**REQUIRED TASK**
Restate the material word for word and leave out anything that is a picture.

### DATA PROVIDED

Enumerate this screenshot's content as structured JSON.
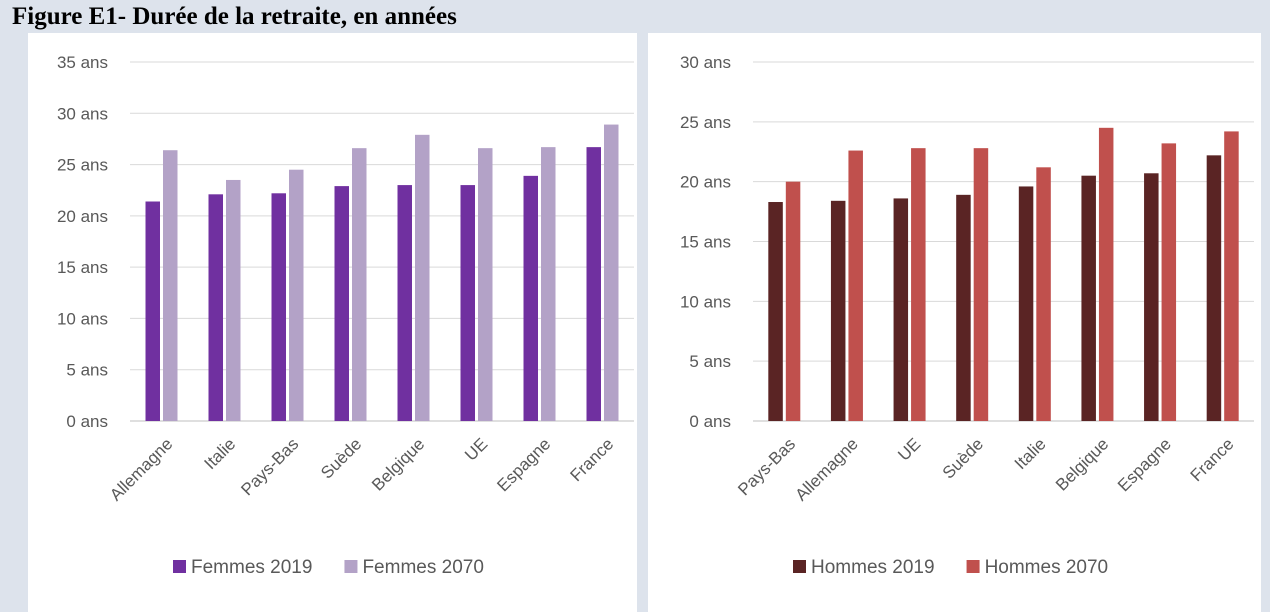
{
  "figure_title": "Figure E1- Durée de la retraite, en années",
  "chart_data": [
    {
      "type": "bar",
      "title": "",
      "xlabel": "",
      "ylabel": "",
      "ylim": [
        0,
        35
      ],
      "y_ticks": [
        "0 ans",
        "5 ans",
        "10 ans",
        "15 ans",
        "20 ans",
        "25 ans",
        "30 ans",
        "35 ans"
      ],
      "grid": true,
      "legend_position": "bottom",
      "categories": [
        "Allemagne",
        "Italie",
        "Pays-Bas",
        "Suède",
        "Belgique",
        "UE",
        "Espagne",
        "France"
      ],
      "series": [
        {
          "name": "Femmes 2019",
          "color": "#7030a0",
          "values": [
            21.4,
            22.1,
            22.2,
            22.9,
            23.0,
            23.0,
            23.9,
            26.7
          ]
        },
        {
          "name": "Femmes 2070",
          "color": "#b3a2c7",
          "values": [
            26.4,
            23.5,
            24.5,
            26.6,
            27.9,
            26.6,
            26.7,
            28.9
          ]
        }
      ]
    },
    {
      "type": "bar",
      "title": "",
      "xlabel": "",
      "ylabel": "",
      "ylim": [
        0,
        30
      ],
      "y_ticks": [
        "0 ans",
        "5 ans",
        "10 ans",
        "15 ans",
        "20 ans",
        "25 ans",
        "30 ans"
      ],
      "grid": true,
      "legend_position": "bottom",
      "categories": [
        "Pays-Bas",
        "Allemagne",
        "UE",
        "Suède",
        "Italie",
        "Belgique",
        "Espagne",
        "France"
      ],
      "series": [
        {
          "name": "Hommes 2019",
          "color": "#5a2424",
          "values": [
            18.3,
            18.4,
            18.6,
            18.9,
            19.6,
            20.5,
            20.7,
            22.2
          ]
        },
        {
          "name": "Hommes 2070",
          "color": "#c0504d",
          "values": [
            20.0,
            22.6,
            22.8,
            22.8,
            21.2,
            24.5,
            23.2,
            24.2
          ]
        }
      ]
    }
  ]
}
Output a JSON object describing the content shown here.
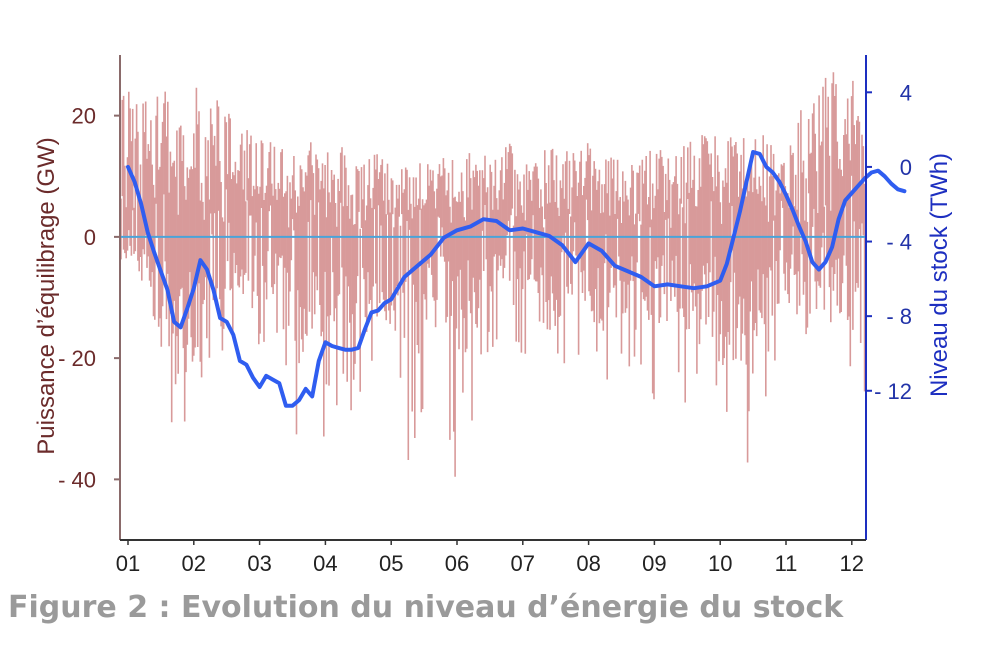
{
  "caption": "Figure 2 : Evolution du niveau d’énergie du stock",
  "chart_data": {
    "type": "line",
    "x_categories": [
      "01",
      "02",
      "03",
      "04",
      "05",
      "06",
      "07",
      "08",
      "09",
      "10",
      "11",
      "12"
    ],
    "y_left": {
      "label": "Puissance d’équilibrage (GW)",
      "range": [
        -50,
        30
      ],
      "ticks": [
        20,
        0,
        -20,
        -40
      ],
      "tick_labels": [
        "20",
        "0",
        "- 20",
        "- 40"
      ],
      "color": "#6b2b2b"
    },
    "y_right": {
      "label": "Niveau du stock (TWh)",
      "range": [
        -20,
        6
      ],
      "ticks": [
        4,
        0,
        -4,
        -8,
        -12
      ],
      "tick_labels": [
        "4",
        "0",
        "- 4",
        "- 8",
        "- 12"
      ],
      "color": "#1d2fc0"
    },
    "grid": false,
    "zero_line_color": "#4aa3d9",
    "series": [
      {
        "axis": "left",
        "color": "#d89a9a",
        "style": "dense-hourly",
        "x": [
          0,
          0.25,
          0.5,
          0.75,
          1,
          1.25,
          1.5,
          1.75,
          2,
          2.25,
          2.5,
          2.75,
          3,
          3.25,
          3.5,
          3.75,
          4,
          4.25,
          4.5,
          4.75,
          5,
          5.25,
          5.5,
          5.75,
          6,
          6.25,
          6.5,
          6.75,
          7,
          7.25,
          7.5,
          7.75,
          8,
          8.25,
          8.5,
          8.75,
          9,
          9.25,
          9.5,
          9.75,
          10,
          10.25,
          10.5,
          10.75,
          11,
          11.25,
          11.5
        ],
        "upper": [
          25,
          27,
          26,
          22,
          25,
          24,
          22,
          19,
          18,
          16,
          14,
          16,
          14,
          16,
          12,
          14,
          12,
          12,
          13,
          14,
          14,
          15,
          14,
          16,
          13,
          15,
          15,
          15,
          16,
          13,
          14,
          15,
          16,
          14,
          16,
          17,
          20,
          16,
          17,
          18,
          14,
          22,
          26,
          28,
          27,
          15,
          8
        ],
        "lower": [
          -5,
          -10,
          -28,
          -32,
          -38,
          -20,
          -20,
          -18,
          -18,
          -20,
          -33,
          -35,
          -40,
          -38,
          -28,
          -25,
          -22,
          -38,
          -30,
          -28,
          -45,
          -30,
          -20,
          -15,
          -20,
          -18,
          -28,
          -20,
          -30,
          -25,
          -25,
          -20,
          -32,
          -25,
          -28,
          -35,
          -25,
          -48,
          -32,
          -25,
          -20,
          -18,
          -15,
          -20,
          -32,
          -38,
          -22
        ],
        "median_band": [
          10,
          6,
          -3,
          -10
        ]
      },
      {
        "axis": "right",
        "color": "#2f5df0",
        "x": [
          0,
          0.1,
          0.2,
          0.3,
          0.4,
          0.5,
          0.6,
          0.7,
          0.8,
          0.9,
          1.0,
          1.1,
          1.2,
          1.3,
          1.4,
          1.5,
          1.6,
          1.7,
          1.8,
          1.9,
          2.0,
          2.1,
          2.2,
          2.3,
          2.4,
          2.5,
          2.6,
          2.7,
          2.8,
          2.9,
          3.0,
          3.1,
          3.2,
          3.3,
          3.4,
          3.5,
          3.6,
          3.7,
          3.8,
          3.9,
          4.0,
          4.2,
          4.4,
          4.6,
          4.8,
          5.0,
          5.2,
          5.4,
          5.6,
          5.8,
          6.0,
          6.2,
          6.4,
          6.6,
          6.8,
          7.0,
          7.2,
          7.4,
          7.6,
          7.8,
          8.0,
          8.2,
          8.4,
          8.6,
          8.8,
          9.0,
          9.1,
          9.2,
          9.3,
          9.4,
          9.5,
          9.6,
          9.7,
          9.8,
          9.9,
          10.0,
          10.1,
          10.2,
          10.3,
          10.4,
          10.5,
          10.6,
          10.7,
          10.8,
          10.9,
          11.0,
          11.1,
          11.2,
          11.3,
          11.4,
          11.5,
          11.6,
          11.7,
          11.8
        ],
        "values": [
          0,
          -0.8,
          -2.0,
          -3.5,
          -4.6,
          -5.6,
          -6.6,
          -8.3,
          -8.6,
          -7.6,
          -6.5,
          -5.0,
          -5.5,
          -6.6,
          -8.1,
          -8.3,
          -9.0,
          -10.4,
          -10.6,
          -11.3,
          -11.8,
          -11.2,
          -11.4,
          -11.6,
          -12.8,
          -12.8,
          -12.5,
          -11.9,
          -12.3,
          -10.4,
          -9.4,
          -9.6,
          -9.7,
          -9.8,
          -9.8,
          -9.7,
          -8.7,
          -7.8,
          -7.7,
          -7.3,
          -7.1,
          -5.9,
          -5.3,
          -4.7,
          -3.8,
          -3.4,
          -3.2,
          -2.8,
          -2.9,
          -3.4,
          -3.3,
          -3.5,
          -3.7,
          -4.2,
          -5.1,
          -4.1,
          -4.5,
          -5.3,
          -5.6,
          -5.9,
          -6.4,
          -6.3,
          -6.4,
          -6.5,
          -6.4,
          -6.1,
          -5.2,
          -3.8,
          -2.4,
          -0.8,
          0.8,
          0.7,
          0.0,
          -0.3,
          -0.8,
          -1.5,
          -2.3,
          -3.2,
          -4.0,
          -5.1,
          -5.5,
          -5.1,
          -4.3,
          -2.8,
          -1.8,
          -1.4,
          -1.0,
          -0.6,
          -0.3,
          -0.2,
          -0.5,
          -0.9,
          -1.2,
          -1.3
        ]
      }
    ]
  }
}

######

**WRITTEN ANSWER**
Enumerate this screenshot's content as structured JSON.
{
  "figure_title": "Figure E1- Durée de la retraite, en années",
  "chart_data": [
    {
      "type": "bar",
      "title": "",
      "xlabel": "",
      "ylabel": "",
      "ylim": [
        0,
        35
      ],
      "y_ticks": [
        "0 ans",
        "5 ans",
        "10 ans",
        "15 ans",
        "20 ans",
        "25 ans",
        "30 ans",
        "35 ans"
      ],
      "grid": true,
      "legend_position": "bottom",
      "categories": [
        "Allemagne",
        "Italie",
        "Pays-Bas",
        "Suède",
        "Belgique",
        "UE",
        "Espagne",
        "France"
      ],
      "series": [
        {
          "name": "Femmes 2019",
          "color": "#7030a0",
          "values": [
            21.4,
            22.1,
            22.2,
            22.9,
            23.0,
            23.0,
            23.9,
            26.7
          ]
        },
        {
          "name": "Femmes 2070",
          "color": "#b3a2c7",
          "values": [
            26.4,
            23.5,
            24.5,
            26.6,
            27.9,
            26.6,
            26.7,
            28.9
          ]
        }
      ]
    },
    {
      "type": "bar",
      "title": "",
      "xlabel": "",
      "ylabel": "",
      "ylim": [
        0,
        30
      ],
      "y_ticks": [
        "0 ans",
        "5 ans",
        "10 ans",
        "15 ans",
        "20 ans",
        "25 ans",
        "30 ans"
      ],
      "grid": true,
      "legend_position": "bottom",
      "categories": [
        "Pays-Bas",
        "Allemagne",
        "UE",
        "Suède",
        "Italie",
        "Belgique",
        "Espagne",
        "France"
      ],
      "series": [
        {
          "name": "Hommes 2019",
          "color": "#5a2424",
          "values": [
            18.3,
            18.4,
            18.6,
            18.9,
            19.6,
            20.5,
            20.7,
            22.2
          ]
        },
        {
          "name": "Hommes 2070",
          "color": "#c0504d",
          "values": [
            20.0,
            22.6,
            22.8,
            22.8,
            21.2,
            24.5,
            23.2,
            24.2
          ]
        }
      ]
    }
  ]
}
Output a JSON object describing the content shown here.
{
  "caption": "Figure 2 : Evolution du niveau d’énergie du stock",
  "chart_data": {
    "type": "line",
    "x_categories": [
      "01",
      "02",
      "03",
      "04",
      "05",
      "06",
      "07",
      "08",
      "09",
      "10",
      "11",
      "12"
    ],
    "y_left": {
      "label": "Puissance d’équilibrage (GW)",
      "range": [
        -50,
        30
      ],
      "ticks": [
        20,
        0,
        -20,
        -40
      ],
      "tick_labels": [
        "20",
        "0",
        "- 20",
        "- 40"
      ],
      "color": "#6b2b2b"
    },
    "y_right": {
      "label": "Niveau du stock (TWh)",
      "range": [
        -20,
        6
      ],
      "ticks": [
        4,
        0,
        -4,
        -8,
        -12
      ],
      "tick_labels": [
        "4",
        "0",
        "- 4",
        "- 8",
        "- 12"
      ],
      "color": "#1d2fc0"
    },
    "grid": false,
    "zero_line_color": "#4aa3d9",
    "series": [
      {
        "axis": "left",
        "color": "#d89a9a",
        "style": "dense-hourly",
        "x": [
          0,
          0.25,
          0.5,
          0.75,
          1,
          1.25,
          1.5,
          1.75,
          2,
          2.25,
          2.5,
          2.75,
          3,
          3.25,
          3.5,
          3.75,
          4,
          4.25,
          4.5,
          4.75,
          5,
          5.25,
          5.5,
          5.75,
          6,
          6.25,
          6.5,
          6.75,
          7,
          7.25,
          7.5,
          7.75,
          8,
          8.25,
          8.5,
          8.75,
          9,
          9.25,
          9.5,
          9.75,
          10,
          10.25,
          10.5,
          10.75,
          11,
          11.25,
          11.5
        ],
        "upper": [
          25,
          27,
          26,
          22,
          25,
          24,
          22,
          19,
          18,
          16,
          14,
          16,
          14,
          16,
          12,
          14,
          12,
          12,
          13,
          14,
          14,
          15,
          14,
          16,
          13,
          15,
          15,
          15,
          16,
          13,
          14,
          15,
          16,
          14,
          16,
          17,
          20,
          16,
          17,
          18,
          14,
          22,
          26,
          28,
          27,
          15,
          8
        ],
        "lower": [
          -5,
          -10,
          -28,
          -32,
          -38,
          -20,
          -20,
          -18,
          -18,
          -20,
          -33,
          -35,
          -40,
          -38,
          -28,
          -25,
          -22,
          -38,
          -30,
          -28,
          -45,
          -30,
          -20,
          -15,
          -20,
          -18,
          -28,
          -20,
          -30,
          -25,
          -25,
          -20,
          -32,
          -25,
          -28,
          -35,
          -25,
          -48,
          -32,
          -25,
          -20,
          -18,
          -15,
          -20,
          -32,
          -38,
          -22
        ],
        "median_band": [
          10,
          6,
          -3,
          -10
        ]
      },
      {
        "axis": "right",
        "color": "#2f5df0",
        "x": [
          0,
          0.1,
          0.2,
          0.3,
          0.4,
          0.5,
          0.6,
          0.7,
          0.8,
          0.9,
          1.0,
          1.1,
          1.2,
          1.3,
          1.4,
          1.5,
          1.6,
          1.7,
          1.8,
          1.9,
          2.0,
          2.1,
          2.2,
          2.3,
          2.4,
          2.5,
          2.6,
          2.7,
          2.8,
          2.9,
          3.0,
          3.1,
          3.2,
          3.3,
          3.4,
          3.5,
          3.6,
          3.7,
          3.8,
          3.9,
          4.0,
          4.2,
          4.4,
          4.6,
          4.8,
          5.0,
          5.2,
          5.4,
          5.6,
          5.8,
          6.0,
          6.2,
          6.4,
          6.6,
          6.8,
          7.0,
          7.2,
          7.4,
          7.6,
          7.8,
          8.0,
          8.2,
          8.4,
          8.6,
          8.8,
          9.0,
          9.1,
          9.2,
          9.3,
          9.4,
          9.5,
          9.6,
          9.7,
          9.8,
          9.9,
          10.0,
          10.1,
          10.2,
          10.3,
          10.4,
          10.5,
          10.6,
          10.7,
          10.8,
          10.9,
          11.0,
          11.1,
          11.2,
          11.3,
          11.4,
          11.5,
          11.6,
          11.7,
          11.8
        ],
        "values": [
          0,
          -0.8,
          -2.0,
          -3.5,
          -4.6,
          -5.6,
          -6.6,
          -8.3,
          -8.6,
          -7.6,
          -6.5,
          -5.0,
          -5.5,
          -6.6,
          -8.1,
          -8.3,
          -9.0,
          -10.4,
          -10.6,
          -11.3,
          -11.8,
          -11.2,
          -11.4,
          -11.6,
          -12.8,
          -12.8,
          -12.5,
          -11.9,
          -12.3,
          -10.4,
          -9.4,
          -9.6,
          -9.7,
          -9.8,
          -9.8,
          -9.7,
          -8.7,
          -7.8,
          -7.7,
          -7.3,
          -7.1,
          -5.9,
          -5.3,
          -4.7,
          -3.8,
          -3.4,
          -3.2,
          -2.8,
          -2.9,
          -3.4,
          -3.3,
          -3.5,
          -3.7,
          -4.2,
          -5.1,
          -4.1,
          -4.5,
          -5.3,
          -5.6,
          -5.9,
          -6.4,
          -6.3,
          -6.4,
          -6.5,
          -6.4,
          -6.1,
          -5.2,
          -3.8,
          -2.4,
          -0.8,
          0.8,
          0.7,
          0.0,
          -0.3,
          -0.8,
          -1.5,
          -2.3,
          -3.2,
          -4.0,
          -5.1,
          -5.5,
          -5.1,
          -4.3,
          -2.8,
          -1.8,
          -1.4,
          -1.0,
          -0.6,
          -0.3,
          -0.2,
          -0.5,
          -0.9,
          -1.2,
          -1.3
        ]
      }
    ]
  }
}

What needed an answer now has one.